begin STORED RECORDS

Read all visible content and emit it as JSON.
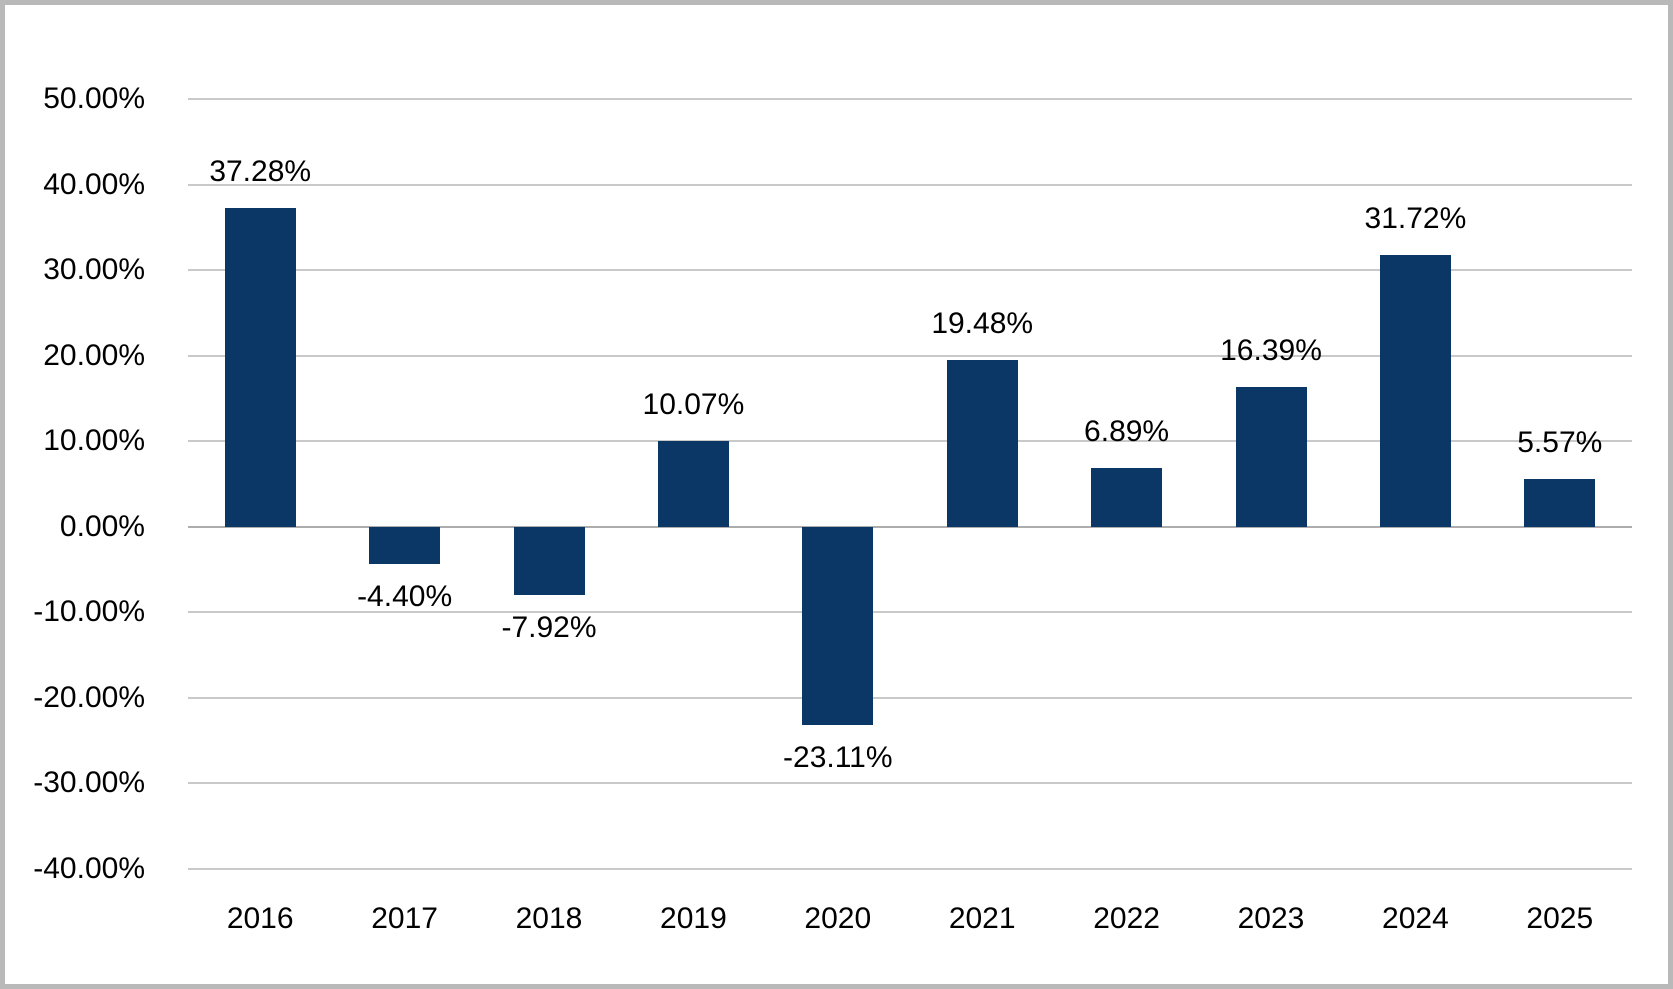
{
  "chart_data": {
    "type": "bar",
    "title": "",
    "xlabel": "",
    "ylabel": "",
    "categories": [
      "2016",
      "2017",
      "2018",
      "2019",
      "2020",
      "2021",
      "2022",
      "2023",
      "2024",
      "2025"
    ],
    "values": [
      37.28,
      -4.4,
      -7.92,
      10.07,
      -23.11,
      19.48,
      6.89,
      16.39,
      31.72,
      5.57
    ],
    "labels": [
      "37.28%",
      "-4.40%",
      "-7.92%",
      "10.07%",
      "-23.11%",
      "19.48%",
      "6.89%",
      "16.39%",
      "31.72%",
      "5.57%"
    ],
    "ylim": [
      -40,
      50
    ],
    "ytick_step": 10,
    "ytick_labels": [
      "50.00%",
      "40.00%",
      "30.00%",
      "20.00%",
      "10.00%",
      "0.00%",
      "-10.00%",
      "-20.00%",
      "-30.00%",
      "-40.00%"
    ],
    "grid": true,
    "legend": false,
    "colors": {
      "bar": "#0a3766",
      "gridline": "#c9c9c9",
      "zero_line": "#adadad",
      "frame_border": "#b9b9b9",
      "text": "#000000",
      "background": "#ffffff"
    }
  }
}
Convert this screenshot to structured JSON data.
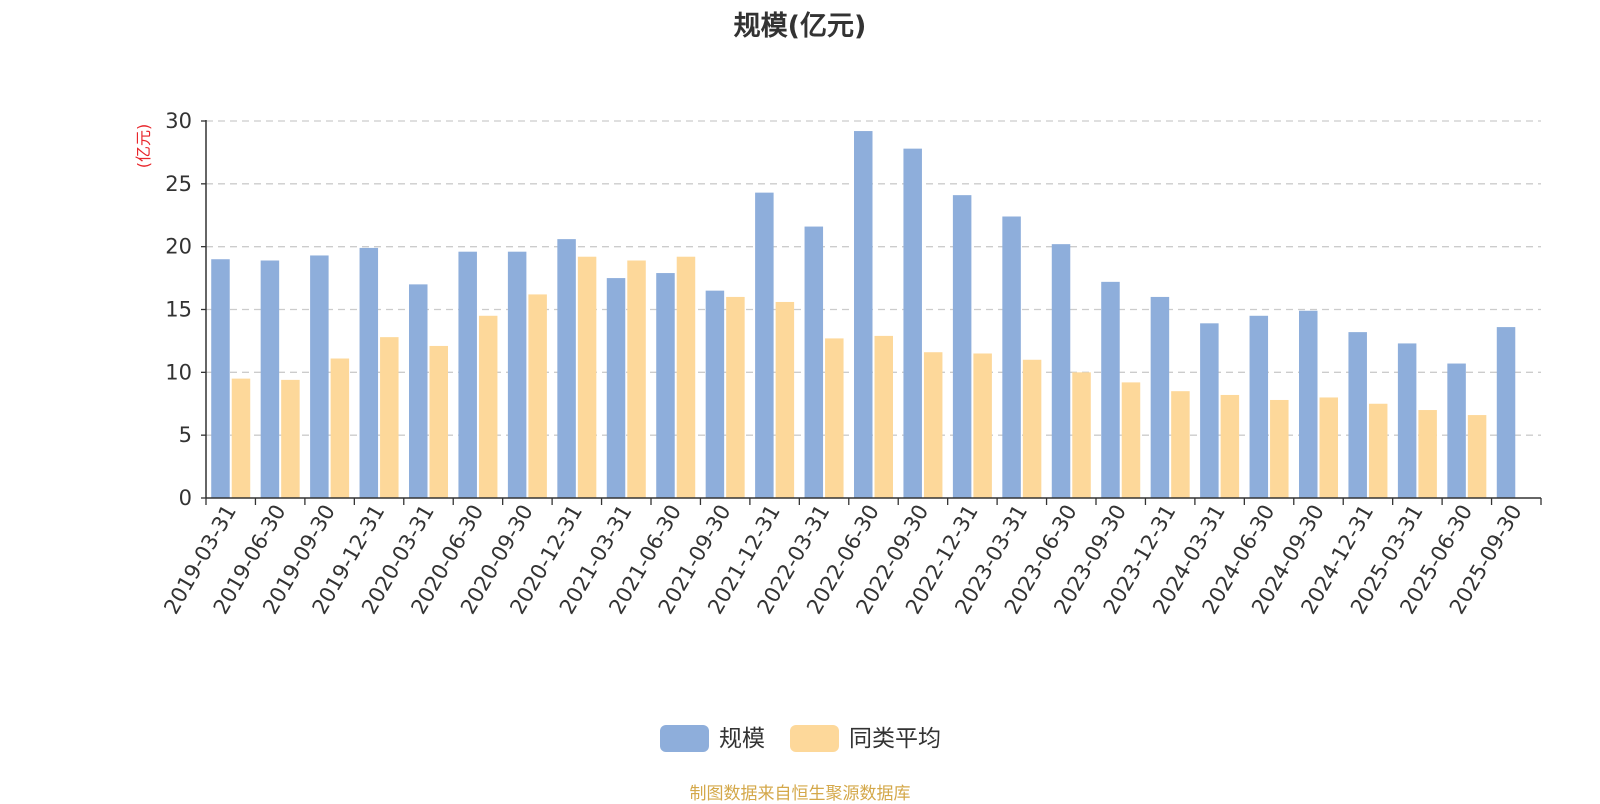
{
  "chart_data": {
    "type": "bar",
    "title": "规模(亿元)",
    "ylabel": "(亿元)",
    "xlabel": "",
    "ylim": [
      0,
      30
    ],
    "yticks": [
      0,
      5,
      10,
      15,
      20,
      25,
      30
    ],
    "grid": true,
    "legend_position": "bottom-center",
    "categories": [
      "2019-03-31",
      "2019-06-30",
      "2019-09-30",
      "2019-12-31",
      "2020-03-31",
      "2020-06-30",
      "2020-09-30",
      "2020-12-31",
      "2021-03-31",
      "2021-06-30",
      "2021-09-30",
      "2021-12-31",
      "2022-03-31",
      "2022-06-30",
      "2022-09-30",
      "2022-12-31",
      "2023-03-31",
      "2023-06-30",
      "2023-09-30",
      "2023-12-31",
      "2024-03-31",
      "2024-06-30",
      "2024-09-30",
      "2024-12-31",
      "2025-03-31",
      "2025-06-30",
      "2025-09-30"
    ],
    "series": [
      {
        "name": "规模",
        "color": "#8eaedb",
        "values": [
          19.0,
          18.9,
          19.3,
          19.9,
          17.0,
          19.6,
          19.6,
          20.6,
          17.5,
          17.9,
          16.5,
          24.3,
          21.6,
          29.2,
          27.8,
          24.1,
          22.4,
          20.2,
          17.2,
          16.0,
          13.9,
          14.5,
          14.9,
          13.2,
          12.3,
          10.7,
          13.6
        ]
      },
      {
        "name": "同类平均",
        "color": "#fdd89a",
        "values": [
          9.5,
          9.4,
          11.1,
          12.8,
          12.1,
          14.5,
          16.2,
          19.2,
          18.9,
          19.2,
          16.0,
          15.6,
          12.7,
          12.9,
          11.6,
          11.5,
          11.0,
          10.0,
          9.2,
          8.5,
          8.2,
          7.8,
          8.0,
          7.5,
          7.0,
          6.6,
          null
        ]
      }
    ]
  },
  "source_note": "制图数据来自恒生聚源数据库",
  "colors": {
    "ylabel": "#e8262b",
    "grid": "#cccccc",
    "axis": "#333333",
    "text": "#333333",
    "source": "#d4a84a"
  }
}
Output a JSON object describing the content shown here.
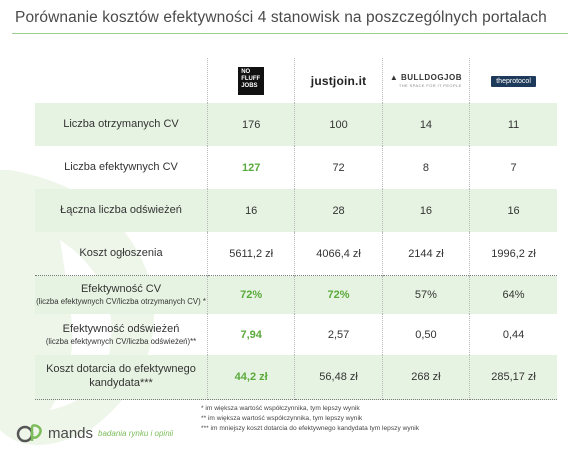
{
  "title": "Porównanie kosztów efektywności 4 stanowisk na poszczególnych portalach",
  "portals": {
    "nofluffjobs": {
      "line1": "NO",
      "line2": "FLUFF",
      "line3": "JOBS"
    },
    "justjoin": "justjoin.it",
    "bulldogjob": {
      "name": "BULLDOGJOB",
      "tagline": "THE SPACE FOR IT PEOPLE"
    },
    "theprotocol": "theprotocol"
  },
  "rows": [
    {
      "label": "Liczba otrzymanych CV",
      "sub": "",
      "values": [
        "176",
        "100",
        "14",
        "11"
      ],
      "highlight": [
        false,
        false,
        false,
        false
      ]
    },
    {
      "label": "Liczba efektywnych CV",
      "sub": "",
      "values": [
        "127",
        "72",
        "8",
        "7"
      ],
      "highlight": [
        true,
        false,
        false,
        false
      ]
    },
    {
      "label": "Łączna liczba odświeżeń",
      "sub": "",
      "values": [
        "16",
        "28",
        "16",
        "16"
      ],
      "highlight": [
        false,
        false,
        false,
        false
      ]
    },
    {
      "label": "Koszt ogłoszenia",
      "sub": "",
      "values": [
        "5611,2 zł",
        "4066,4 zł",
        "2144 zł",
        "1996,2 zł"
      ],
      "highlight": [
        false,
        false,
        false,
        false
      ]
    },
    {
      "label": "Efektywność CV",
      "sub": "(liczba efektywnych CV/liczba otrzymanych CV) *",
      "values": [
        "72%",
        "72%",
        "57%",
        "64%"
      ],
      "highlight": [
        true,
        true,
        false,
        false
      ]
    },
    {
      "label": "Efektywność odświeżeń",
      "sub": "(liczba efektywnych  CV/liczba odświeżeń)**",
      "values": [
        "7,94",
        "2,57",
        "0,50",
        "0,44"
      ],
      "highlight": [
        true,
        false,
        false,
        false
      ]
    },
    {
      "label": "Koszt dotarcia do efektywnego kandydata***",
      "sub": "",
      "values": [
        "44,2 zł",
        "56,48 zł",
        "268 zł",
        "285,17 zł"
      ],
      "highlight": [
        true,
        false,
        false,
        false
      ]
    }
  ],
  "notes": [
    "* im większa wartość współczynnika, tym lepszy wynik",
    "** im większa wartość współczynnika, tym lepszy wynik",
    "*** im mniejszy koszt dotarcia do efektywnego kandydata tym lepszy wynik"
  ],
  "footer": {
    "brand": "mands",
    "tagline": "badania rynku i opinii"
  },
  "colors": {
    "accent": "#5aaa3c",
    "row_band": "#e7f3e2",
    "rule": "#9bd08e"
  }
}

end STORED RECORDS

- **WRITTEN TASK**
Tally the lines of the data that hold the string "współczynnika". Answer with the number and nothing more.

- **FULL ANSWER**
2